■ **Aim of the task**
Omit the pictures, please, and give each record below again exactly.

■ **Listed entries**
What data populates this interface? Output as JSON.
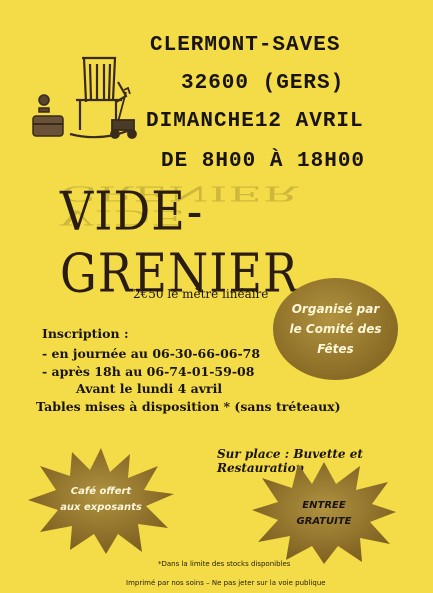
{
  "header": {
    "line1": "CLERMONT-SAVES",
    "line2": "32600 (GERS)",
    "line3": "DIMANCHE12 AVRIL",
    "line4": "DE 8H00 À 18H00"
  },
  "title": "VIDE-GRENIER",
  "price": "2€50 le mètre linéaire",
  "organizer": {
    "line1": "Organisé par",
    "line2": "le Comité des",
    "line3": "Fêtes"
  },
  "inscription": {
    "heading": "Inscription :",
    "day": "- en journée au 06-30-66-06-78",
    "evening": "- après 18h au 06-74-01-59-08",
    "deadline": "Avant le lundi 4 avril",
    "tables": "Tables mises à disposition * (sans tréteaux)"
  },
  "onsite": "Sur place : Buvette et Restauration",
  "star_left": {
    "line1": "Café offert",
    "line2": "aux exposants"
  },
  "star_right": {
    "line1": "ENTREE",
    "line2": "GRATUITE"
  },
  "footnote": "*Dans la limite des stocks disponibles",
  "printer": "Imprimé par nos soins – Ne pas jeter sur la voie publique",
  "colors": {
    "background": "#f3dc47",
    "accent": "#8a6b25",
    "text": "#1a1410"
  }
}
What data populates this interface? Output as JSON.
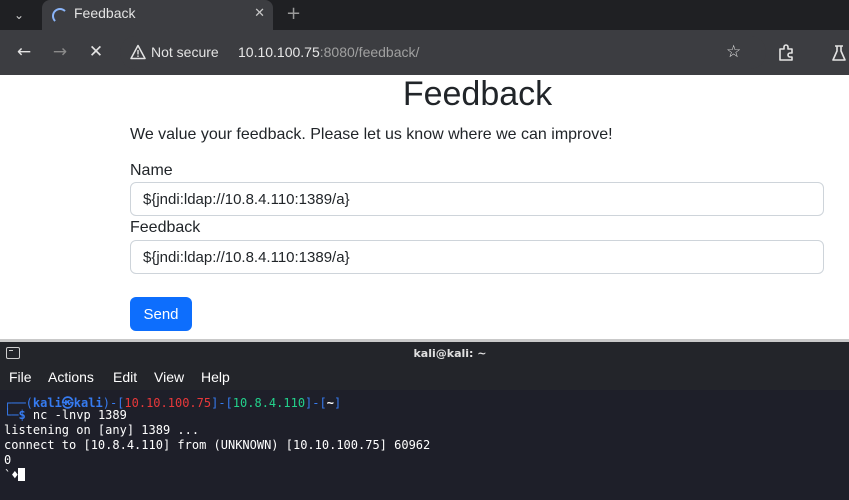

■ **Result of the task**
What data populates this interface? Output as JSON.
{
  "header": {
    "line1": "CLERMONT-SAVES",
    "line2": "32600 (GERS)",
    "line3": "DIMANCHE12 AVRIL",
    "line4": "DE 8H00 À 18H00"
  },
  "title": "VIDE-GRENIER",
  "price": "2€50 le mètre linéaire",
  "organizer": {
    "line1": "Organisé par",
    "line2": "le Comité des",
    "line3": "Fêtes"
  },
  "inscription": {
    "heading": "Inscription :",
    "day": "- en journée au 06-30-66-06-78",
    "evening": "- après 18h au 06-74-01-59-08",
    "deadline": "Avant le lundi 4 avril",
    "tables": "Tables mises à disposition * (sans tréteaux)"
  },
  "onsite": "Sur place : Buvette et Restauration",
  "star_left": {
    "line1": "Café offert",
    "line2": "aux exposants"
  },
  "star_right": {
    "line1": "ENTREE",
    "line2": "GRATUITE"
  },
  "footnote": "*Dans la limite des stocks disponibles",
  "printer": "Imprimé par nos soins – Ne pas jeter sur la voie publique",
  "colors": {
    "background": "#f3dc47",
    "accent": "#8a6b25",
    "text": "#1a1410"
  }
}
What data populates this interface? Output as JSON.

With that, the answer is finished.